___ MATERIAL PROVIDED ___

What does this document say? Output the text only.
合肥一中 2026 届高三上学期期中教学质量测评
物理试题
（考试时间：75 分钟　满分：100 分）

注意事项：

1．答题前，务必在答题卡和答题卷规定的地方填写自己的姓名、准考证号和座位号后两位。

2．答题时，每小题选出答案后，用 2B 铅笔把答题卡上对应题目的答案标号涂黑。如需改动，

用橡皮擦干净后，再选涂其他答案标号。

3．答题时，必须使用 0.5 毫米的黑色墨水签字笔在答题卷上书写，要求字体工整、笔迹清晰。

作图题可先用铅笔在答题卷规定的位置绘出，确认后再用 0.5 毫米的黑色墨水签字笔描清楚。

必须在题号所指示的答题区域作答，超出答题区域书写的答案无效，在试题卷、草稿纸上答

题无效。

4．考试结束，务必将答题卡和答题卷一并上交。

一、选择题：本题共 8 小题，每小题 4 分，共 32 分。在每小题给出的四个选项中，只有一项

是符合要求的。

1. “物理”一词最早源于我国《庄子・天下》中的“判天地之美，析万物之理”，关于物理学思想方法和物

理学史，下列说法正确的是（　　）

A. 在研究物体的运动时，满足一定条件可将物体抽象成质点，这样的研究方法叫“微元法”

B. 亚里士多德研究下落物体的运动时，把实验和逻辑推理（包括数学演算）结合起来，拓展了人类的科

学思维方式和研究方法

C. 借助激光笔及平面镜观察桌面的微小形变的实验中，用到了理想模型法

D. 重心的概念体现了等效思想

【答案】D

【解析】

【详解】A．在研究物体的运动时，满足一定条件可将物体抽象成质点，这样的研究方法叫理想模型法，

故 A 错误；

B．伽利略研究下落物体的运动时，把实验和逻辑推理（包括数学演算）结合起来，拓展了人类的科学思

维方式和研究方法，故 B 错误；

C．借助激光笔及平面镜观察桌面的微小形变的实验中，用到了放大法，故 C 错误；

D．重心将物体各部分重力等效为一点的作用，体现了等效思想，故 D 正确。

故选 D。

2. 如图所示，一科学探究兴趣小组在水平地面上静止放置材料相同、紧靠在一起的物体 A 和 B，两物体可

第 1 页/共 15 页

___

INSTRUCTIONS FOR THE TASK :: Within the listing above, copy each line that has the string "满足一定条件可将物体抽象成质点".

RESPONSE TO THIS EXERCISE ::
A. 在研究物体的运动时，满足一定条件可将物体抽象成质点，这样的研究方法叫“微元法”
【详解】A．在研究物体的运动时，满足一定条件可将物体抽象成质点，这样的研究方法叫理想模型法，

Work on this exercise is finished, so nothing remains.